What to work on:
Read the records and gather each line that includes "time".

◆ ◆ ◆ ◆ ◆ ◆ ◆

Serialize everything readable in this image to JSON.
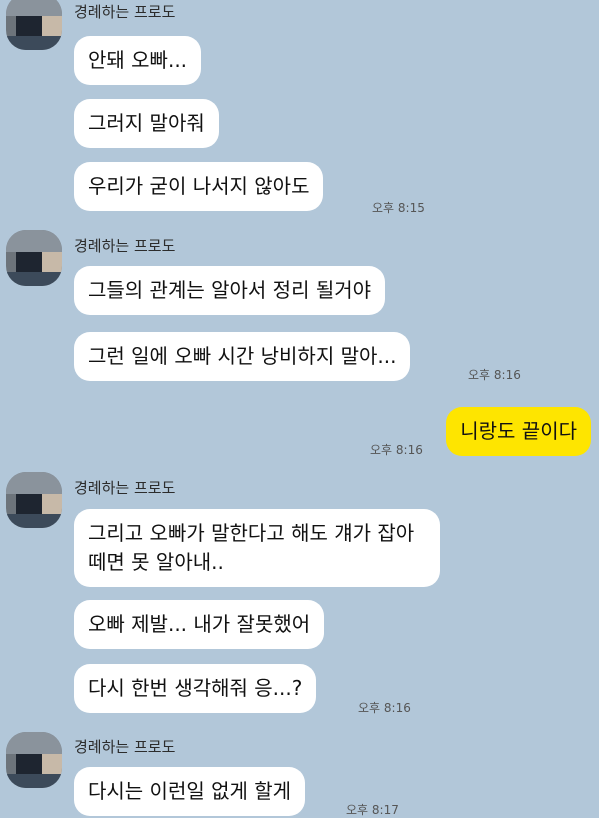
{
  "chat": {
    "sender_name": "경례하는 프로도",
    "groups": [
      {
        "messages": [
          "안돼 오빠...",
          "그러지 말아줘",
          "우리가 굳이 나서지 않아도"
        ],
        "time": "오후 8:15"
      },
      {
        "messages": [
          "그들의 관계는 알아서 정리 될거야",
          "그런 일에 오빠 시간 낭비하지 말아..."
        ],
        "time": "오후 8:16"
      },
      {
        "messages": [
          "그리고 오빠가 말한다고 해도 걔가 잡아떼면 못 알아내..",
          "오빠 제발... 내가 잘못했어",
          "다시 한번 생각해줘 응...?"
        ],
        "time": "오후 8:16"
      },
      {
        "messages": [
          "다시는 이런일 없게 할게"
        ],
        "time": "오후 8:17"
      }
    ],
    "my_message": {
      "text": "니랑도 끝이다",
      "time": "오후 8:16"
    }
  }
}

◆ ◆ ◆ ◆ ◆ ◆ ◆

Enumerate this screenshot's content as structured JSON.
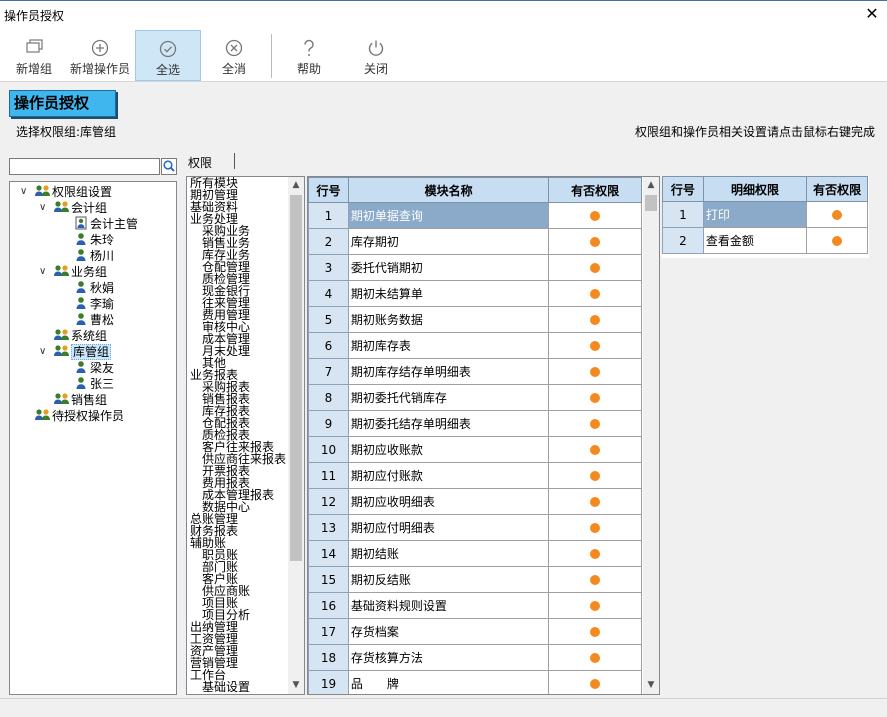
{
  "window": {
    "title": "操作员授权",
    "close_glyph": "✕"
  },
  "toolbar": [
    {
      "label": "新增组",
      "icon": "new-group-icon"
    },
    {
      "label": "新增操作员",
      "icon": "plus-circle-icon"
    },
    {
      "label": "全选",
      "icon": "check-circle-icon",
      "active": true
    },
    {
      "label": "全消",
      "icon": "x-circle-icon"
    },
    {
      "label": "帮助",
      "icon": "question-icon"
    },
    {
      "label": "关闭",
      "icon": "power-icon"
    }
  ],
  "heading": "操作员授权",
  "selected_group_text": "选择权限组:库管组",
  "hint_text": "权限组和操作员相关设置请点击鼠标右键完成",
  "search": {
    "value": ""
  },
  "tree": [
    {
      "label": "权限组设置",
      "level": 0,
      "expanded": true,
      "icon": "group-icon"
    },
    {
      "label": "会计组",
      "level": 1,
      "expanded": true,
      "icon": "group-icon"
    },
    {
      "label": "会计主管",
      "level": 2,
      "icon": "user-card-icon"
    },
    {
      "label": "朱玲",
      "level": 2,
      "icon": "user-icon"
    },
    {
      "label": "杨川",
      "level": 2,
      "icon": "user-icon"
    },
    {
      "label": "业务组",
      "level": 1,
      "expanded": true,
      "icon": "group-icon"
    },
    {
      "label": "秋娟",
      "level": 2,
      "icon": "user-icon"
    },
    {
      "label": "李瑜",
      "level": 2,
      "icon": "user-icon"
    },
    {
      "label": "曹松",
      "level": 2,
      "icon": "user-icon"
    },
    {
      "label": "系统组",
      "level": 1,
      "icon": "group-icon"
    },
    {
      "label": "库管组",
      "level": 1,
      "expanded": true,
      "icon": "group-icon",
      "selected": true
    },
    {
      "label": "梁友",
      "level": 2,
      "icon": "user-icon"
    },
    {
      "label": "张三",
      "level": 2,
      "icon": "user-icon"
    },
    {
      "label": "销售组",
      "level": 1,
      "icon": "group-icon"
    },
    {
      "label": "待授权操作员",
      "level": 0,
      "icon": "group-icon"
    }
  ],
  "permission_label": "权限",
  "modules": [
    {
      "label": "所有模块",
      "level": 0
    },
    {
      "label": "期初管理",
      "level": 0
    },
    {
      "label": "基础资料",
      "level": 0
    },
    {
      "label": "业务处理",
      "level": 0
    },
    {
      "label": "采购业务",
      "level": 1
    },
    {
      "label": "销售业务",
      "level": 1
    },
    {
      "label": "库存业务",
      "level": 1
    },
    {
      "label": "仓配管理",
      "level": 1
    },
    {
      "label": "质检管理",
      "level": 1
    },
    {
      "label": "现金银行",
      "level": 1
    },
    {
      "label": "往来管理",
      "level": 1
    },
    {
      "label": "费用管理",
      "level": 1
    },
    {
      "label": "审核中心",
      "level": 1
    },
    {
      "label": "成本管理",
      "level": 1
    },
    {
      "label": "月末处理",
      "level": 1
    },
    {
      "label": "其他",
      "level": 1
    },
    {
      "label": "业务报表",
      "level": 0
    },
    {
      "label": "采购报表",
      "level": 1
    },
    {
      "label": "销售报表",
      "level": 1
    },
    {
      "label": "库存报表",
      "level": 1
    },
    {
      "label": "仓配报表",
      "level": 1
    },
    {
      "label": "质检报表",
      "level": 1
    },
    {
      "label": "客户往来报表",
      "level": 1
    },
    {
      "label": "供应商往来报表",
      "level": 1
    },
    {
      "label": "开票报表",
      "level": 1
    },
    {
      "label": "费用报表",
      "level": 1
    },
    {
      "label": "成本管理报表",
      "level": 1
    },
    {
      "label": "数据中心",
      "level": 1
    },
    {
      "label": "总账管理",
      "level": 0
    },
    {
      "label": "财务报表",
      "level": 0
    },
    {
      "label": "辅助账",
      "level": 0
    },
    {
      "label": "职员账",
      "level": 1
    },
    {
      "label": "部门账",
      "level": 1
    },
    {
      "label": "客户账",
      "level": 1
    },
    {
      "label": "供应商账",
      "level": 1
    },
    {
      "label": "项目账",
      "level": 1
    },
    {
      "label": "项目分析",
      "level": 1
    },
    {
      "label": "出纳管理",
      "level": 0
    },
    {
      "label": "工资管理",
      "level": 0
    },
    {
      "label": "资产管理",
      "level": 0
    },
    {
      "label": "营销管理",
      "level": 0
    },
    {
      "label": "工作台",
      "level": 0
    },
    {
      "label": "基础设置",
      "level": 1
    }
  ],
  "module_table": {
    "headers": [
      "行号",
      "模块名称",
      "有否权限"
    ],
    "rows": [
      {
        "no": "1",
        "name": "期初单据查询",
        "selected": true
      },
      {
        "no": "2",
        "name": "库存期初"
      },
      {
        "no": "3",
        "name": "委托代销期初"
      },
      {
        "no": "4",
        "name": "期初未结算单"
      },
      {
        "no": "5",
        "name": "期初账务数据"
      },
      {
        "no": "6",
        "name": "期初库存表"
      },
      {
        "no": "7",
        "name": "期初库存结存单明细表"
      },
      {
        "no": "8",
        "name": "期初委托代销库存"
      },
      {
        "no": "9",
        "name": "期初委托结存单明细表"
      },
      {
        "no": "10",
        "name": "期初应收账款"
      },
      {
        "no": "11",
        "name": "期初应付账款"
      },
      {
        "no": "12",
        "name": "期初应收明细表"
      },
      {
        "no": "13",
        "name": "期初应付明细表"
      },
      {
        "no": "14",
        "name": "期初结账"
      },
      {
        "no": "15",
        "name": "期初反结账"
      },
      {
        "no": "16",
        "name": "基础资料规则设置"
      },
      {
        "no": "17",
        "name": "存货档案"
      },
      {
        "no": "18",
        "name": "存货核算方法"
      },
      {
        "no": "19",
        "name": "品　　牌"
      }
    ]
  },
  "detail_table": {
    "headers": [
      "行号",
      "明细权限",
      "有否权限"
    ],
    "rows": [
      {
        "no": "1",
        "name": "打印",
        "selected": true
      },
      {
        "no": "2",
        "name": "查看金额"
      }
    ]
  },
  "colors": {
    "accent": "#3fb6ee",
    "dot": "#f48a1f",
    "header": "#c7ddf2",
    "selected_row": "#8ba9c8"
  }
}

◆ ◆ ◆ ◆ ◆ ◆ ◆

Result of the exercise:
        "time": "오후 8:15"
        "time": "오후 8:16"
        "time": "오후 8:16"
        "time": "오후 8:17"
      "time": "오후 8:16"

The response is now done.